=== CHALLENGE ===
Give only the number of lines that include the string "возмещению".

====== MATERIAL SUPPLIED ======

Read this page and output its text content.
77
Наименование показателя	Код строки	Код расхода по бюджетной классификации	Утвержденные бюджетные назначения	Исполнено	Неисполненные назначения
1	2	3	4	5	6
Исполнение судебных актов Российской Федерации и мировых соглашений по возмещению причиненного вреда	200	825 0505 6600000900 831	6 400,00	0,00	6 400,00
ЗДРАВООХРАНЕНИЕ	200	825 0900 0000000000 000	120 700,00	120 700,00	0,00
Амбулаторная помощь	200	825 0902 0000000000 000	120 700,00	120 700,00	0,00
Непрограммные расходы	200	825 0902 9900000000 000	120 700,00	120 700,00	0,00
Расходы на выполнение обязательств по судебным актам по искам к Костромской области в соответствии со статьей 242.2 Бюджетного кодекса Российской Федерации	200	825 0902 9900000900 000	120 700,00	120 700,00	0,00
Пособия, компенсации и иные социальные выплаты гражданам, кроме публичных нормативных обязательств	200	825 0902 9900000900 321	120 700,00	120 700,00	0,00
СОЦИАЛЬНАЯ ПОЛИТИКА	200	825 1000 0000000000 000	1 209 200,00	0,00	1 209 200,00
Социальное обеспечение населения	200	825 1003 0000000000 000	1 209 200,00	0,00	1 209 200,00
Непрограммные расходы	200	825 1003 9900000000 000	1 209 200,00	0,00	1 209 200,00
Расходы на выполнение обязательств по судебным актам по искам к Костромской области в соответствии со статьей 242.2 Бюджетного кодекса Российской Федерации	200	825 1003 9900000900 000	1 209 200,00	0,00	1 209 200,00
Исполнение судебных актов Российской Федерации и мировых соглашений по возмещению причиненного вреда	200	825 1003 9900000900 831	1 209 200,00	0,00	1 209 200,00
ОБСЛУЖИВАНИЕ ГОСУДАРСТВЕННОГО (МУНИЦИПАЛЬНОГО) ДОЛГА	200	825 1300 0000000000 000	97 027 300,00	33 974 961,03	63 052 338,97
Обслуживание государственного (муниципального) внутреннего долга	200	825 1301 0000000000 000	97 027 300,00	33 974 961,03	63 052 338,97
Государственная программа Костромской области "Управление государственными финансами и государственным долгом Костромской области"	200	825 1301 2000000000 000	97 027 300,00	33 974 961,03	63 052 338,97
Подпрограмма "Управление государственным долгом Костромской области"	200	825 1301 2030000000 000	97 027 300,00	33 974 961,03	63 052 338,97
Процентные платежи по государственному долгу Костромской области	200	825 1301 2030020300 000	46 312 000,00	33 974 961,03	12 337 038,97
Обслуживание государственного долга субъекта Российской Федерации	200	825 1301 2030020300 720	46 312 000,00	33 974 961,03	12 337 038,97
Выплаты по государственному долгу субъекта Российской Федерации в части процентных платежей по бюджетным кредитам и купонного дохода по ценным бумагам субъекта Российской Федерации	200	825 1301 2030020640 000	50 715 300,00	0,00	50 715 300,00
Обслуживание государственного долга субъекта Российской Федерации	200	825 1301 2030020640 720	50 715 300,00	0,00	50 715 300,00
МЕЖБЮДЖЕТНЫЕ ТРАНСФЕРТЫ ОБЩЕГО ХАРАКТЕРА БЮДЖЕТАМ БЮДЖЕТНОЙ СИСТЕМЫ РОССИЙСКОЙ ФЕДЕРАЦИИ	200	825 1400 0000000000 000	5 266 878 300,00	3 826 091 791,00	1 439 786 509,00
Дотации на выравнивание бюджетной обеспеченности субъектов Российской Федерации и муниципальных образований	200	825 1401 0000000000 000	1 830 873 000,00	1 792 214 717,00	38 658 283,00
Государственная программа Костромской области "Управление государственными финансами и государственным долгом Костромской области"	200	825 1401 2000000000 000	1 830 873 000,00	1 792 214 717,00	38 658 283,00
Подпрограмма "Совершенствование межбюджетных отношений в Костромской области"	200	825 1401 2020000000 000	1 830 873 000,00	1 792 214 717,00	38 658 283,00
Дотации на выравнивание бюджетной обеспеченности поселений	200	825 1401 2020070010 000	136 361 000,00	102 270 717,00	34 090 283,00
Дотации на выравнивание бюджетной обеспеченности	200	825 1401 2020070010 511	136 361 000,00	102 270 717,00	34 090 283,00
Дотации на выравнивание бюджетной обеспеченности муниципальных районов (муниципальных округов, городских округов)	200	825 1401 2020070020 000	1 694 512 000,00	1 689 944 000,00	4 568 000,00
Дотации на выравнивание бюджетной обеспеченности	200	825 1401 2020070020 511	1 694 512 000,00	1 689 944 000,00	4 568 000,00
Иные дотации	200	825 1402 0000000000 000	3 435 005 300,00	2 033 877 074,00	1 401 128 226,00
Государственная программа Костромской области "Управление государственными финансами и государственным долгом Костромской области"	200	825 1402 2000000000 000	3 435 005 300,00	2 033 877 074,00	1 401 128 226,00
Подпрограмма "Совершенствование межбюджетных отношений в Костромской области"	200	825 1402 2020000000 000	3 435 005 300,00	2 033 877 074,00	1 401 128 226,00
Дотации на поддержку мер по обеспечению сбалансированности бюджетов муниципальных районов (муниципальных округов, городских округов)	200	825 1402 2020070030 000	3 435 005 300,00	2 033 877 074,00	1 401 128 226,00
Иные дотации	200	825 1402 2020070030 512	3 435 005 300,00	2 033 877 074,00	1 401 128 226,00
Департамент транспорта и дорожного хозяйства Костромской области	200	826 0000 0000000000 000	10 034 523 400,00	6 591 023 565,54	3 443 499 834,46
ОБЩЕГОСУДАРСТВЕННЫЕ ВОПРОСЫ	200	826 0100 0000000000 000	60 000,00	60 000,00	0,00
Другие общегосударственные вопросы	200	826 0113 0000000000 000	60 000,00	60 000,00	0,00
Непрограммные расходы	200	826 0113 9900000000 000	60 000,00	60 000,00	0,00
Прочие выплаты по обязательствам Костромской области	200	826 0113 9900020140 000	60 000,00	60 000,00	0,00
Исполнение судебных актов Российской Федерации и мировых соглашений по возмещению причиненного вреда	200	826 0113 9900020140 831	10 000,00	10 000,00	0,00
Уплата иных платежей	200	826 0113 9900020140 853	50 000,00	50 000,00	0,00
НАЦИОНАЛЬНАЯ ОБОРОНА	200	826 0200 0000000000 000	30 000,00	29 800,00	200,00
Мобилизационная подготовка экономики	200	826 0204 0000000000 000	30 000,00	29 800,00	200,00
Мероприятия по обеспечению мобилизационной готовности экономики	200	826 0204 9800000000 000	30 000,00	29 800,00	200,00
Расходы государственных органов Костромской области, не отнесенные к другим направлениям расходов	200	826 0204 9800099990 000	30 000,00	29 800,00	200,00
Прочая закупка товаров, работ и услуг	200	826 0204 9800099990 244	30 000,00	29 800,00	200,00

======

=== RESPONSE TO THIS TASK ===
3